AIM: Print the listing below in its entirety, character for character.

INFORMATION PROVIDED:
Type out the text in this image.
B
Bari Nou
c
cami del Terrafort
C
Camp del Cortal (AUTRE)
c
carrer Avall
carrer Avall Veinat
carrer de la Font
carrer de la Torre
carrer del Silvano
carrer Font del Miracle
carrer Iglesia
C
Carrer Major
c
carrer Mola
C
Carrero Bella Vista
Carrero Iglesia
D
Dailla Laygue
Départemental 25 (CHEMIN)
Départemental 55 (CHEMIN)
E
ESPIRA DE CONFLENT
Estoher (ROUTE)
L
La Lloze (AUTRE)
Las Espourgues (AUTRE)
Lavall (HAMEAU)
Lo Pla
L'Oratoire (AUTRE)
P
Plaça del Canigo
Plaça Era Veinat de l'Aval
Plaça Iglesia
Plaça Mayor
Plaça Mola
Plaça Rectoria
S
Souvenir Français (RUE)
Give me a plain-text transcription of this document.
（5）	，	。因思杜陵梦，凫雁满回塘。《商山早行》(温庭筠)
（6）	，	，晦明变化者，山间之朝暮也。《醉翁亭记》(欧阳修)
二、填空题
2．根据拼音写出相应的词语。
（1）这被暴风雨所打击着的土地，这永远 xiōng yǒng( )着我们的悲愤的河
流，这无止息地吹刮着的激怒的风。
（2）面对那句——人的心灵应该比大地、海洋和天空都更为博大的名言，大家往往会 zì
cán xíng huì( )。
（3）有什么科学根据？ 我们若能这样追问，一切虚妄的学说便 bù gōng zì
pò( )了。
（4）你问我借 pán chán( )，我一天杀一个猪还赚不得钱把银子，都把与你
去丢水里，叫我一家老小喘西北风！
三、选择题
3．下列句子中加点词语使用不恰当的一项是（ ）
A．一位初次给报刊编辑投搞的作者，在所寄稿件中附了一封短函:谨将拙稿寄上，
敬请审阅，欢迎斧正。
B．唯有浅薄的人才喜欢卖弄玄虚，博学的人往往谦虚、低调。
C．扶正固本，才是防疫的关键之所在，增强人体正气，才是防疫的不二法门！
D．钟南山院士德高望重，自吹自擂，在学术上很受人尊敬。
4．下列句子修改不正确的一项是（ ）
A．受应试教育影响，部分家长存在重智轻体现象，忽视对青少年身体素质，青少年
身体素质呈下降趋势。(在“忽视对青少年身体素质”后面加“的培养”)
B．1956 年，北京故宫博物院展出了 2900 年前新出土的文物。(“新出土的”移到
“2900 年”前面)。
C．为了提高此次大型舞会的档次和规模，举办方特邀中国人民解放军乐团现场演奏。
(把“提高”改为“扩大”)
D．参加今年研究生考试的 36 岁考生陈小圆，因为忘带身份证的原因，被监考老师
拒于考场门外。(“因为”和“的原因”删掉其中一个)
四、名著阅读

SOLUTION TO THIS PROBLEM:
Type out the text in this image.
B
Bari Nou
c
cami del Terrafort
C
Camp del Cortal (AUTRE)
c
carrer Avall
carrer Avall Veinat
carrer de la Font
carrer de la Torre
carrer del Silvano
carrer Font del Miracle
carrer Iglesia
C
Carrer Major
c
carrer Mola
C
Carrero Bella Vista
Carrero Iglesia
D
Dailla Laygue
Départemental 25 (CHEMIN)
Départemental 55 (CHEMIN)
E
ESPIRA DE CONFLENT
Estoher (ROUTE)
L
La Lloze (AUTRE)
Las Espourgues (AUTRE)
Lavall (HAMEAU)
Lo Pla
L'Oratoire (AUTRE)
P
Plaça del Canigo
Plaça Era Veinat de l'Aval
Plaça Iglesia
Plaça Mayor
Plaça Mola
Plaça Rectoria
S
Souvenir Français (RUE)
Give me a plain-text transcription of this document.
（5）	，	。因思杜陵梦，凫雁满回塘。《商山早行》(温庭筠)
（6）	，	，晦明变化者，山间之朝暮也。《醉翁亭记》(欧阳修)
二、填空题
2．根据拼音写出相应的词语。
（1）这被暴风雨所打击着的土地，这永远 xiōng yǒng( )着我们的悲愤的河
流，这无止息地吹刮着的激怒的风。
（2）面对那句——人的心灵应该比大地、海洋和天空都更为博大的名言，大家往往会 zì
cán xíng huì( )。
（3）有什么科学根据？ 我们若能这样追问，一切虚妄的学说便 bù gōng zì
pò( )了。
（4）你问我借 pán chán( )，我一天杀一个猪还赚不得钱把银子，都把与你
去丢水里，叫我一家老小喘西北风！
三、选择题
3．下列句子中加点词语使用不恰当的一项是（ ）
A．一位初次给报刊编辑投搞的作者，在所寄稿件中附了一封短函:谨将拙稿寄上，
敬请审阅，欢迎斧正。
B．唯有浅薄的人才喜欢卖弄玄虚，博学的人往往谦虚、低调。
C．扶正固本，才是防疫的关键之所在，增强人体正气，才是防疫的不二法门！
D．钟南山院士德高望重，自吹自擂，在学术上很受人尊敬。
4．下列句子修改不正确的一项是（ ）
A．受应试教育影响，部分家长存在重智轻体现象，忽视对青少年身体素质，青少年
身体素质呈下降趋势。(在“忽视对青少年身体素质”后面加“的培养”)
B．1956 年，北京故宫博物院展出了 2900 年前新出土的文物。(“新出土的”移到
“2900 年”前面)。
C．为了提高此次大型舞会的档次和规模，举办方特邀中国人民解放军乐团现场演奏。
(把“提高”改为“扩大”)
D．参加今年研究生考试的 36 岁考生陈小圆，因为忘带身份证的原因，被监考老师
拒于考场门外。(“因为”和“的原因”删掉其中一个)
四、名著阅读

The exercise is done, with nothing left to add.